── Material provided ──

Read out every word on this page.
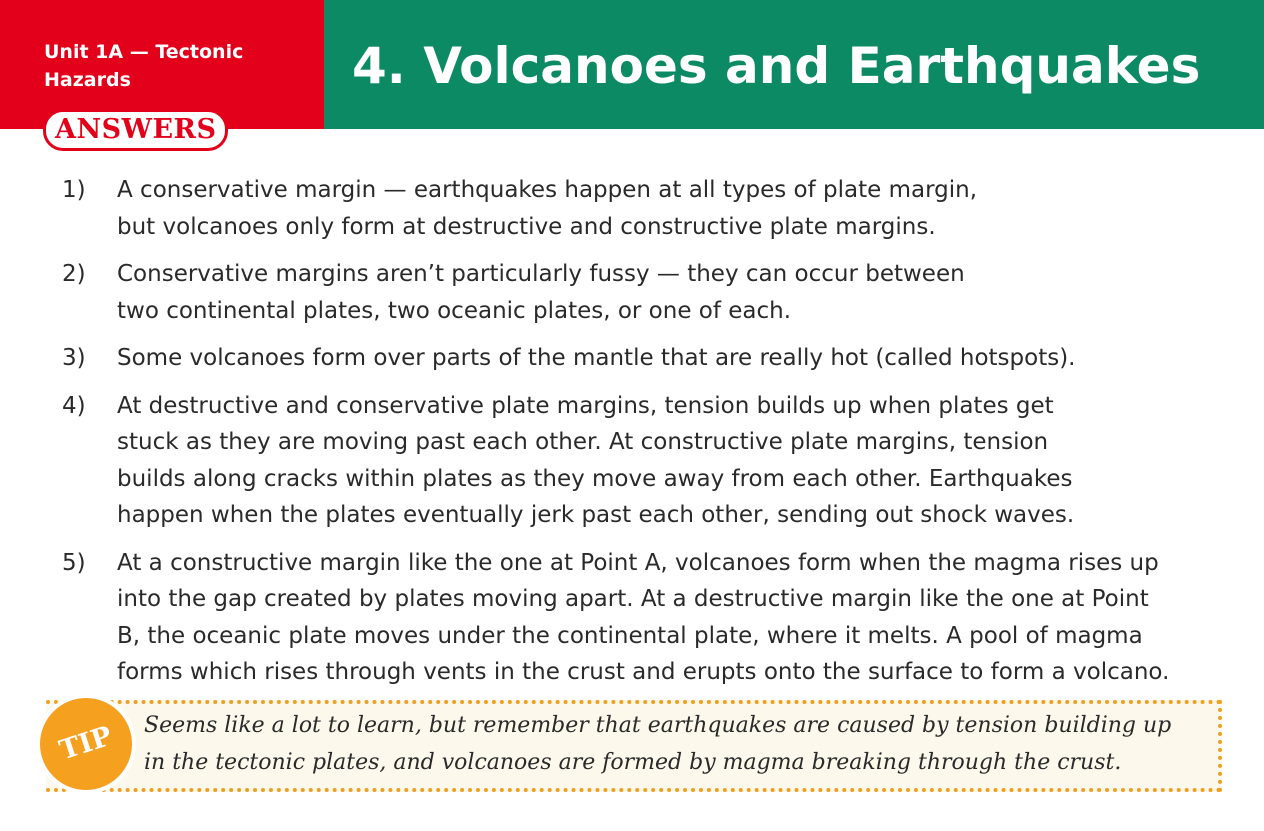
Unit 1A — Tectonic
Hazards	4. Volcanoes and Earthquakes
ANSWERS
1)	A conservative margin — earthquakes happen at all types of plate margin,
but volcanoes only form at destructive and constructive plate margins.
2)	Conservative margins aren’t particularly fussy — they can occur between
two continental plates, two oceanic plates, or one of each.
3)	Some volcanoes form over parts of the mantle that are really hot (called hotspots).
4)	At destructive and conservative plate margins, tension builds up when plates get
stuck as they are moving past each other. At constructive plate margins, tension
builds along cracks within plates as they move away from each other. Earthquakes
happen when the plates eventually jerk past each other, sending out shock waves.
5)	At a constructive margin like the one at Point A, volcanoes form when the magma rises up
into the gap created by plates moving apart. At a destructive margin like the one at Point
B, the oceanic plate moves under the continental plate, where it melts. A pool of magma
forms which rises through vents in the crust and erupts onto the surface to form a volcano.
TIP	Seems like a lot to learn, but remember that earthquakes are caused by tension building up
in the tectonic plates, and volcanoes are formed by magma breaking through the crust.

───

Problem description: Pull every line containing the word "oceanic" out of the material.

Expected answer:
two continental plates, two oceanic plates, or one of each.
B, the oceanic plate moves under the continental plate, where it melts. A pool of magma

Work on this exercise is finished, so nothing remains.